Data records:

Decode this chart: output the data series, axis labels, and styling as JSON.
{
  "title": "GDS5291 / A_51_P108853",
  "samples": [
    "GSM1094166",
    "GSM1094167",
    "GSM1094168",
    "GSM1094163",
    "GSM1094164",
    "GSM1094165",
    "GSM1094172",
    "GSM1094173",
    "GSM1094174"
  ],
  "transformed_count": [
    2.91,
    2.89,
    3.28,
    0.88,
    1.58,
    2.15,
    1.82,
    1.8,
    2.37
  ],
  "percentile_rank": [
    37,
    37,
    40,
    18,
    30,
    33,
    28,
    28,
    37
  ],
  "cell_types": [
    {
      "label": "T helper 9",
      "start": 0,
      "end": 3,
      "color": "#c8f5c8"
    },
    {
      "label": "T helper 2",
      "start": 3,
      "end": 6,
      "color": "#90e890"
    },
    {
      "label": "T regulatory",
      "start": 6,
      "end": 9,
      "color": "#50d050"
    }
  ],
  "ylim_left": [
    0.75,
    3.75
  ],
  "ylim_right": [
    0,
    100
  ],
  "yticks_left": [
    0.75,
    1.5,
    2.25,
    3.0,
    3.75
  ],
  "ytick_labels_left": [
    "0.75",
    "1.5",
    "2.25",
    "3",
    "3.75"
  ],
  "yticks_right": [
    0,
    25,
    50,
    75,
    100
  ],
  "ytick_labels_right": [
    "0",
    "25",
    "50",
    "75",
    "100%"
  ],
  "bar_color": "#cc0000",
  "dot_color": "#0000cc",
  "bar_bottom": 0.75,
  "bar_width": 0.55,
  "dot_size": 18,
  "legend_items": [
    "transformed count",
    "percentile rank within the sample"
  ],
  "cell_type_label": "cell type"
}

Problem description:
Repeat every record exactly as written, please.

Result of the task:
Decode this chart: output the data series, axis labels, and styling as JSON.
{
  "title": "GDS5291 / A_51_P108853",
  "samples": [
    "GSM1094166",
    "GSM1094167",
    "GSM1094168",
    "GSM1094163",
    "GSM1094164",
    "GSM1094165",
    "GSM1094172",
    "GSM1094173",
    "GSM1094174"
  ],
  "transformed_count": [
    2.91,
    2.89,
    3.28,
    0.88,
    1.58,
    2.15,
    1.82,
    1.8,
    2.37
  ],
  "percentile_rank": [
    37,
    37,
    40,
    18,
    30,
    33,
    28,
    28,
    37
  ],
  "cell_types": [
    {
      "label": "T helper 9",
      "start": 0,
      "end": 3,
      "color": "#c8f5c8"
    },
    {
      "label": "T helper 2",
      "start": 3,
      "end": 6,
      "color": "#90e890"
    },
    {
      "label": "T regulatory",
      "start": 6,
      "end": 9,
      "color": "#50d050"
    }
  ],
  "ylim_left": [
    0.75,
    3.75
  ],
  "ylim_right": [
    0,
    100
  ],
  "yticks_left": [
    0.75,
    1.5,
    2.25,
    3.0,
    3.75
  ],
  "ytick_labels_left": [
    "0.75",
    "1.5",
    "2.25",
    "3",
    "3.75"
  ],
  "yticks_right": [
    0,
    25,
    50,
    75,
    100
  ],
  "ytick_labels_right": [
    "0",
    "25",
    "50",
    "75",
    "100%"
  ],
  "bar_color": "#cc0000",
  "dot_color": "#0000cc",
  "bar_bottom": 0.75,
  "bar_width": 0.55,
  "dot_size": 18,
  "legend_items": [
    "transformed count",
    "percentile rank within the sample"
  ],
  "cell_type_label": "cell type"
}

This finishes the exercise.